**Instruction**
Each entry that follows must be output without any deviation.

------------------------------

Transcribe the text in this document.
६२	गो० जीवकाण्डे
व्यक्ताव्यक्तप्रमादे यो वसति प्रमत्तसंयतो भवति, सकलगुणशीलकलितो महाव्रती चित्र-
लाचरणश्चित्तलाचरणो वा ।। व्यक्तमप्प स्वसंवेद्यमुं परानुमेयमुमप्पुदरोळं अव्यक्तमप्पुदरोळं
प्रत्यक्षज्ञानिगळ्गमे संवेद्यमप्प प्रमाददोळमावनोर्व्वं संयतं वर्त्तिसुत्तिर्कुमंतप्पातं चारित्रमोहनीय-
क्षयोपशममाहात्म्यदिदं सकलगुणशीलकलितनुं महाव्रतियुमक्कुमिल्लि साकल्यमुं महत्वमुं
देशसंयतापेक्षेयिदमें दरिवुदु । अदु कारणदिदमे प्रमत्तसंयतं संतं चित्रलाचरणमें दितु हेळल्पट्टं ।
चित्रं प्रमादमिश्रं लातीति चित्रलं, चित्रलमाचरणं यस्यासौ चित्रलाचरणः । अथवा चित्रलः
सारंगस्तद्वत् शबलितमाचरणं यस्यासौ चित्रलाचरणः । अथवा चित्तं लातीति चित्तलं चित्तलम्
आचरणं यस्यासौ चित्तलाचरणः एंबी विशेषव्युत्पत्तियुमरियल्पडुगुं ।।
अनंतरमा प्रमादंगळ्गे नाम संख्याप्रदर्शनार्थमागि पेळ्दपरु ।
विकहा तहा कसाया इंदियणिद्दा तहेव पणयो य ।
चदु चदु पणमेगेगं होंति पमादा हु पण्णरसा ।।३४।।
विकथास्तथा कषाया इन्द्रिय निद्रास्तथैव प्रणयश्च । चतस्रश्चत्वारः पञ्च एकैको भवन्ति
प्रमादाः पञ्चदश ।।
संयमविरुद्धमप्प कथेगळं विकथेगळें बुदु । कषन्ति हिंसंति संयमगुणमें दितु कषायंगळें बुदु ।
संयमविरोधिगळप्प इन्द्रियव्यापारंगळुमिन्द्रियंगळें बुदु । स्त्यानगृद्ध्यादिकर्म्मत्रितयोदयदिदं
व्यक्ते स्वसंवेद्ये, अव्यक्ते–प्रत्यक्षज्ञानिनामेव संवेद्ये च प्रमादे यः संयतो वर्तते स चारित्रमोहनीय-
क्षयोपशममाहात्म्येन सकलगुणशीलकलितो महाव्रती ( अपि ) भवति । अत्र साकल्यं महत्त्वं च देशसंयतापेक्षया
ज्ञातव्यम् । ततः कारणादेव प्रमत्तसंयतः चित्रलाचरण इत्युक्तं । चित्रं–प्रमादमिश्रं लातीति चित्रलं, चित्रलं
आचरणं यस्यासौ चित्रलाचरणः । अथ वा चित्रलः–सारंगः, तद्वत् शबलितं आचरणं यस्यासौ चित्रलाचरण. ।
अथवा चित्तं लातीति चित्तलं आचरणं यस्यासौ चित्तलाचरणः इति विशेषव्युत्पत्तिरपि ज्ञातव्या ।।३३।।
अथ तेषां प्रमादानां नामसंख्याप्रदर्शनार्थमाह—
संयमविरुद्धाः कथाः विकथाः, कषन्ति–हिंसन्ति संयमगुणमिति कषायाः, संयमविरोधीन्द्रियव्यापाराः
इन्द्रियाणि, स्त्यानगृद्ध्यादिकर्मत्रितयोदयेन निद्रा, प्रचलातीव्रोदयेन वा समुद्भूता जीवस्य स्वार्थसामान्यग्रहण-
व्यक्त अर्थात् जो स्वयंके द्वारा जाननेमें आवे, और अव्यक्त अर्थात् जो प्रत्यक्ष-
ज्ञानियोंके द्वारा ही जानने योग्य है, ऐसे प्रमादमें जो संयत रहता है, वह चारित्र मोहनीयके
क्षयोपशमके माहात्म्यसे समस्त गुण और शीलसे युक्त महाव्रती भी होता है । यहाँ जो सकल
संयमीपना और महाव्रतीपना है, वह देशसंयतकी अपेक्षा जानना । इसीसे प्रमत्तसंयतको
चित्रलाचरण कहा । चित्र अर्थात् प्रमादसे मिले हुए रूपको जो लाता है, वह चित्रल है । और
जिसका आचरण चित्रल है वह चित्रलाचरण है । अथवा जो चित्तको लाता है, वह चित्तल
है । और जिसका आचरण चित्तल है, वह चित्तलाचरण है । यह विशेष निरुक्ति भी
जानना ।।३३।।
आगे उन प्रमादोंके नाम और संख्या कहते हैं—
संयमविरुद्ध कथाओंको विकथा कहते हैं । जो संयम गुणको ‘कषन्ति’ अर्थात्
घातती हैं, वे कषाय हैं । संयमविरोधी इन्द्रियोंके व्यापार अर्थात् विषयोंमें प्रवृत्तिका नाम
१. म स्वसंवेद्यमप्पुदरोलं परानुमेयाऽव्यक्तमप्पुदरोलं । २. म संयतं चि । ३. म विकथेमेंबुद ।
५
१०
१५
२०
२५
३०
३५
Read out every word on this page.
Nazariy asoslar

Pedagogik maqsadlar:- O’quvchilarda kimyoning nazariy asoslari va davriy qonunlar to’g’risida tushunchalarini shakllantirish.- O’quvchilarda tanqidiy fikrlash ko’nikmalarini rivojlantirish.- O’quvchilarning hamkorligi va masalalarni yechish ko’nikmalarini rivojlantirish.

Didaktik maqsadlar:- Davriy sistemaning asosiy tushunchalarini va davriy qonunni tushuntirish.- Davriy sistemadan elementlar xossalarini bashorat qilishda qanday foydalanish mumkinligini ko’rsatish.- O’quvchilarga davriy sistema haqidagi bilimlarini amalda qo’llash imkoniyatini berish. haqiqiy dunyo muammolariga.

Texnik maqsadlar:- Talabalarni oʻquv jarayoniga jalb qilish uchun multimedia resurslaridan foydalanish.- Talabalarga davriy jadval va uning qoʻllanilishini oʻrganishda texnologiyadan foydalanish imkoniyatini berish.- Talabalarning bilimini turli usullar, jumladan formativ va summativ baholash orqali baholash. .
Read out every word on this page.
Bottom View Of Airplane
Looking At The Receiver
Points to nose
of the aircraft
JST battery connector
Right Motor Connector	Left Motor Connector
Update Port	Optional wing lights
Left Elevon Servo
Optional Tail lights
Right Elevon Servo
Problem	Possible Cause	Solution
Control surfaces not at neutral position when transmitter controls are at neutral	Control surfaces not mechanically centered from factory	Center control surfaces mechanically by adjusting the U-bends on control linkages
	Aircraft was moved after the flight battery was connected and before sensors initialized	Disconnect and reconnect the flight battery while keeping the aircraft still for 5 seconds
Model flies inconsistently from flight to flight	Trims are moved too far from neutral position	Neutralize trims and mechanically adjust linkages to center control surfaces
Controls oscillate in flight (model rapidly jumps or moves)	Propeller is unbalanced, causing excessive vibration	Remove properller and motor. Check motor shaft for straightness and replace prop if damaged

------------------------------

**In response**
Transcribe the text in this document.
६२	गो० जीवकाण्डे
व्यक्ताव्यक्तप्रमादे यो वसति प्रमत्तसंयतो भवति, सकलगुणशीलकलितो महाव्रती चित्र-
लाचरणश्चित्तलाचरणो वा ।। व्यक्तमप्प स्वसंवेद्यमुं परानुमेयमुमप्पुदरोळं अव्यक्तमप्पुदरोळं
प्रत्यक्षज्ञानिगळ्गमे संवेद्यमप्प प्रमाददोळमावनोर्व्वं संयतं वर्त्तिसुत्तिर्कुमंतप्पातं चारित्रमोहनीय-
क्षयोपशममाहात्म्यदिदं सकलगुणशीलकलितनुं महाव्रतियुमक्कुमिल्लि साकल्यमुं महत्वमुं
देशसंयतापेक्षेयिदमें दरिवुदु । अदु कारणदिदमे प्रमत्तसंयतं संतं चित्रलाचरणमें दितु हेळल्पट्टं ।
चित्रं प्रमादमिश्रं लातीति चित्रलं, चित्रलमाचरणं यस्यासौ चित्रलाचरणः । अथवा चित्रलः
सारंगस्तद्वत् शबलितमाचरणं यस्यासौ चित्रलाचरणः । अथवा चित्तं लातीति चित्तलं चित्तलम्
आचरणं यस्यासौ चित्तलाचरणः एंबी विशेषव्युत्पत्तियुमरियल्पडुगुं ।।
अनंतरमा प्रमादंगळ्गे नाम संख्याप्रदर्शनार्थमागि पेळ्दपरु ।
विकहा तहा कसाया इंदियणिद्दा तहेव पणयो य ।
चदु चदु पणमेगेगं होंति पमादा हु पण्णरसा ।।३४।।
विकथास्तथा कषाया इन्द्रिय निद्रास्तथैव प्रणयश्च । चतस्रश्चत्वारः पञ्च एकैको भवन्ति
प्रमादाः पञ्चदश ।।
संयमविरुद्धमप्प कथेगळं विकथेगळें बुदु । कषन्ति हिंसंति संयमगुणमें दितु कषायंगळें बुदु ।
संयमविरोधिगळप्प इन्द्रियव्यापारंगळुमिन्द्रियंगळें बुदु । स्त्यानगृद्ध्यादिकर्म्मत्रितयोदयदिदं
व्यक्ते स्वसंवेद्ये, अव्यक्ते–प्रत्यक्षज्ञानिनामेव संवेद्ये च प्रमादे यः संयतो वर्तते स चारित्रमोहनीय-
क्षयोपशममाहात्म्येन सकलगुणशीलकलितो महाव्रती ( अपि ) भवति । अत्र साकल्यं महत्त्वं च देशसंयतापेक्षया
ज्ञातव्यम् । ततः कारणादेव प्रमत्तसंयतः चित्रलाचरण इत्युक्तं । चित्रं–प्रमादमिश्रं लातीति चित्रलं, चित्रलं
आचरणं यस्यासौ चित्रलाचरणः । अथ वा चित्रलः–सारंगः, तद्वत् शबलितं आचरणं यस्यासौ चित्रलाचरण. ।
अथवा चित्तं लातीति चित्तलं आचरणं यस्यासौ चित्तलाचरणः इति विशेषव्युत्पत्तिरपि ज्ञातव्या ।।३३।।
अथ तेषां प्रमादानां नामसंख्याप्रदर्शनार्थमाह—
संयमविरुद्धाः कथाः विकथाः, कषन्ति–हिंसन्ति संयमगुणमिति कषायाः, संयमविरोधीन्द्रियव्यापाराः
इन्द्रियाणि, स्त्यानगृद्ध्यादिकर्मत्रितयोदयेन निद्रा, प्रचलातीव्रोदयेन वा समुद्भूता जीवस्य स्वार्थसामान्यग्रहण-
व्यक्त अर्थात् जो स्वयंके द्वारा जाननेमें आवे, और अव्यक्त अर्थात् जो प्रत्यक्ष-
ज्ञानियोंके द्वारा ही जानने योग्य है, ऐसे प्रमादमें जो संयत रहता है, वह चारित्र मोहनीयके
क्षयोपशमके माहात्म्यसे समस्त गुण और शीलसे युक्त महाव्रती भी होता है । यहाँ जो सकल
संयमीपना और महाव्रतीपना है, वह देशसंयतकी अपेक्षा जानना । इसीसे प्रमत्तसंयतको
चित्रलाचरण कहा । चित्र अर्थात् प्रमादसे मिले हुए रूपको जो लाता है, वह चित्रल है । और
जिसका आचरण चित्रल है वह चित्रलाचरण है । अथवा जो चित्तको लाता है, वह चित्तल
है । और जिसका आचरण चित्तल है, वह चित्तलाचरण है । यह विशेष निरुक्ति भी
जानना ।।३३।।
आगे उन प्रमादोंके नाम और संख्या कहते हैं—
संयमविरुद्ध कथाओंको विकथा कहते हैं । जो संयम गुणको ‘कषन्ति’ अर्थात्
घातती हैं, वे कषाय हैं । संयमविरोधी इन्द्रियोंके व्यापार अर्थात् विषयोंमें प्रवृत्तिका नाम
१. म स्वसंवेद्यमप्पुदरोलं परानुमेयाऽव्यक्तमप्पुदरोलं । २. म संयतं चि । ३. म विकथेमेंबुद ।
५
१०
१५
२०
२५
३०
३५
Read out every word on this page.
Nazariy asoslar

Pedagogik maqsadlar:- O’quvchilarda kimyoning nazariy asoslari va davriy qonunlar to’g’risida tushunchalarini shakllantirish.- O’quvchilarda tanqidiy fikrlash ko’nikmalarini rivojlantirish.- O’quvchilarning hamkorligi va masalalarni yechish ko’nikmalarini rivojlantirish.

Didaktik maqsadlar:- Davriy sistemaning asosiy tushunchalarini va davriy qonunni tushuntirish.- Davriy sistemadan elementlar xossalarini bashorat qilishda qanday foydalanish mumkinligini ko’rsatish.- O’quvchilarga davriy sistema haqidagi bilimlarini amalda qo’llash imkoniyatini berish. haqiqiy dunyo muammolariga.

Texnik maqsadlar:- Talabalarni oʻquv jarayoniga jalb qilish uchun multimedia resurslaridan foydalanish.- Talabalarga davriy jadval va uning qoʻllanilishini oʻrganishda texnologiyadan foydalanish imkoniyatini berish.- Talabalarning bilimini turli usullar, jumladan formativ va summativ baholash orqali baholash. .
Read out every word on this page.
Bottom View Of Airplane
Looking At The Receiver
Points to nose
of the aircraft
JST battery connector
Right Motor Connector	Left Motor Connector
Update Port	Optional wing lights
Left Elevon Servo
Optional Tail lights
Right Elevon Servo
Problem	Possible Cause	Solution
Control surfaces not at neutral position when transmitter controls are at neutral	Control surfaces not mechanically centered from factory	Center control surfaces mechanically by adjusting the U-bends on control linkages
	Aircraft was moved after the flight battery was connected and before sensors initialized	Disconnect and reconnect the flight battery while keeping the aircraft still for 5 seconds
Model flies inconsistently from flight to flight	Trims are moved too far from neutral position	Neutralize trims and mechanically adjust linkages to center control surfaces
Controls oscillate in flight (model rapidly jumps or moves)	Propeller is unbalanced, causing excessive vibration	Remove properller and motor. Check motor shaft for straightness and replace prop if damaged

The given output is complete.